== DATA RECORDS

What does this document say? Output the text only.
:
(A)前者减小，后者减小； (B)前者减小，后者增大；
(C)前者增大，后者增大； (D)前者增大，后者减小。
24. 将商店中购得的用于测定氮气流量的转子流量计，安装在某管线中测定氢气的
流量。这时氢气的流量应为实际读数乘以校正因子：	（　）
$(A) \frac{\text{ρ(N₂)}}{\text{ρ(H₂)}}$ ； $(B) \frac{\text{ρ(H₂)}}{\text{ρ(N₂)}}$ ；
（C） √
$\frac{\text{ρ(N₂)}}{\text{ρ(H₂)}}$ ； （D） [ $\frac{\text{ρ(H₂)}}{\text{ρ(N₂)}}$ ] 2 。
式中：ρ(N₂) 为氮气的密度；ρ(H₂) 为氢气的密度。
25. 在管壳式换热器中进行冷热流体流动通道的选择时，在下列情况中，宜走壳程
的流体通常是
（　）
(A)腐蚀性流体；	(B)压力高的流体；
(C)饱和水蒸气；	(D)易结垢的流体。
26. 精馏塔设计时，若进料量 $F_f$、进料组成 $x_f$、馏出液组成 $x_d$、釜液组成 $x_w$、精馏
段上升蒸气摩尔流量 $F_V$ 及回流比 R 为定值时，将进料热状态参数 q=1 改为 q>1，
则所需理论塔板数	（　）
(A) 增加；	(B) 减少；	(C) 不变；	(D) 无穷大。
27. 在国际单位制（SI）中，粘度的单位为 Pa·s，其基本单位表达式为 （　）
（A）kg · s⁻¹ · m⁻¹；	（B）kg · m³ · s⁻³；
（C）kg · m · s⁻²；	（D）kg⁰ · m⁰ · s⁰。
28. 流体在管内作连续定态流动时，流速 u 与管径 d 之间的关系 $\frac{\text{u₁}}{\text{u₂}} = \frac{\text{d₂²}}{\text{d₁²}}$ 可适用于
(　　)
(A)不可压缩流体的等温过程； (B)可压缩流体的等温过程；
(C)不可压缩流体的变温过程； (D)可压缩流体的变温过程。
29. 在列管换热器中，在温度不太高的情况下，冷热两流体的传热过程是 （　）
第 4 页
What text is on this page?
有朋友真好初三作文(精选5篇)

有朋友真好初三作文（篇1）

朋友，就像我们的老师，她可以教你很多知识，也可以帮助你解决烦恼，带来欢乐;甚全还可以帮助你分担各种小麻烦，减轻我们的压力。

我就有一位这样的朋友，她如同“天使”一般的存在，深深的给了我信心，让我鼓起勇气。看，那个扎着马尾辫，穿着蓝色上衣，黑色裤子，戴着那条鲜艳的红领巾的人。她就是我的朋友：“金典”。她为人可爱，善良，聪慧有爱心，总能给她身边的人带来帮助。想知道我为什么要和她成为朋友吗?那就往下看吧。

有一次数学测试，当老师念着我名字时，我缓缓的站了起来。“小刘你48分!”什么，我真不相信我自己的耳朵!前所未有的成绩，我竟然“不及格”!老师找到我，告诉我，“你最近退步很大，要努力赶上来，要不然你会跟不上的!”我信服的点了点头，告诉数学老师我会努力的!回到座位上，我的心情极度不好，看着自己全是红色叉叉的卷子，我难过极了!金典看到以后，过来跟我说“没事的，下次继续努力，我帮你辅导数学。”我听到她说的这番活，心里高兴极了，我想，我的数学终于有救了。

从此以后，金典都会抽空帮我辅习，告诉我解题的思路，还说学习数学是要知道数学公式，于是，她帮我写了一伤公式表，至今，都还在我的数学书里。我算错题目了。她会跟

====

## EXERCISE REQUIREMENTS
Transcribe the records above exactly as they appear.

## REPLY TO THE TASK
What does this document say? Output the text only.
:
(A)前者减小，后者减小； (B)前者减小，后者增大；
(C)前者增大，后者增大； (D)前者增大，后者减小。
24. 将商店中购得的用于测定氮气流量的转子流量计，安装在某管线中测定氢气的
流量。这时氢气的流量应为实际读数乘以校正因子：	（　）
$(A) \frac{\text{ρ(N₂)}}{\text{ρ(H₂)}}$ ； $(B) \frac{\text{ρ(H₂)}}{\text{ρ(N₂)}}$ ；
（C） √
$\frac{\text{ρ(N₂)}}{\text{ρ(H₂)}}$ ； （D） [ $\frac{\text{ρ(H₂)}}{\text{ρ(N₂)}}$ ] 2 。
式中：ρ(N₂) 为氮气的密度；ρ(H₂) 为氢气的密度。
25. 在管壳式换热器中进行冷热流体流动通道的选择时，在下列情况中，宜走壳程
的流体通常是
（　）
(A)腐蚀性流体；	(B)压力高的流体；
(C)饱和水蒸气；	(D)易结垢的流体。
26. 精馏塔设计时，若进料量 $F_f$、进料组成 $x_f$、馏出液组成 $x_d$、釜液组成 $x_w$、精馏
段上升蒸气摩尔流量 $F_V$ 及回流比 R 为定值时，将进料热状态参数 q=1 改为 q>1，
则所需理论塔板数	（　）
(A) 增加；	(B) 减少；	(C) 不变；	(D) 无穷大。
27. 在国际单位制（SI）中，粘度的单位为 Pa·s，其基本单位表达式为 （　）
（A）kg · s⁻¹ · m⁻¹；	（B）kg · m³ · s⁻³；
（C）kg · m · s⁻²；	（D）kg⁰ · m⁰ · s⁰。
28. 流体在管内作连续定态流动时，流速 u 与管径 d 之间的关系 $\frac{\text{u₁}}{\text{u₂}} = \frac{\text{d₂²}}{\text{d₁²}}$ 可适用于
(　　)
(A)不可压缩流体的等温过程； (B)可压缩流体的等温过程；
(C)不可压缩流体的变温过程； (D)可压缩流体的变温过程。
29. 在列管换热器中，在温度不太高的情况下，冷热两流体的传热过程是 （　）
第 4 页
What text is on this page?
有朋友真好初三作文(精选5篇)

有朋友真好初三作文（篇1）

朋友，就像我们的老师，她可以教你很多知识，也可以帮助你解决烦恼，带来欢乐;甚全还可以帮助你分担各种小麻烦，减轻我们的压力。

我就有一位这样的朋友，她如同“天使”一般的存在，深深的给了我信心，让我鼓起勇气。看，那个扎着马尾辫，穿着蓝色上衣，黑色裤子，戴着那条鲜艳的红领巾的人。她就是我的朋友：“金典”。她为人可爱，善良，聪慧有爱心，总能给她身边的人带来帮助。想知道我为什么要和她成为朋友吗?那就往下看吧。

有一次数学测试，当老师念着我名字时，我缓缓的站了起来。“小刘你48分!”什么，我真不相信我自己的耳朵!前所未有的成绩，我竟然“不及格”!老师找到我，告诉我，“你最近退步很大，要努力赶上来，要不然你会跟不上的!”我信服的点了点头，告诉数学老师我会努力的!回到座位上，我的心情极度不好，看着自己全是红色叉叉的卷子，我难过极了!金典看到以后，过来跟我说“没事的，下次继续努力，我帮你辅导数学。”我听到她说的这番活，心里高兴极了，我想，我的数学终于有救了。

从此以后，金典都会抽空帮我辅习，告诉我解题的思路，还说学习数学是要知道数学公式，于是，她帮我写了一伤公式表，至今，都还在我的数学书里。我算错题目了。她会跟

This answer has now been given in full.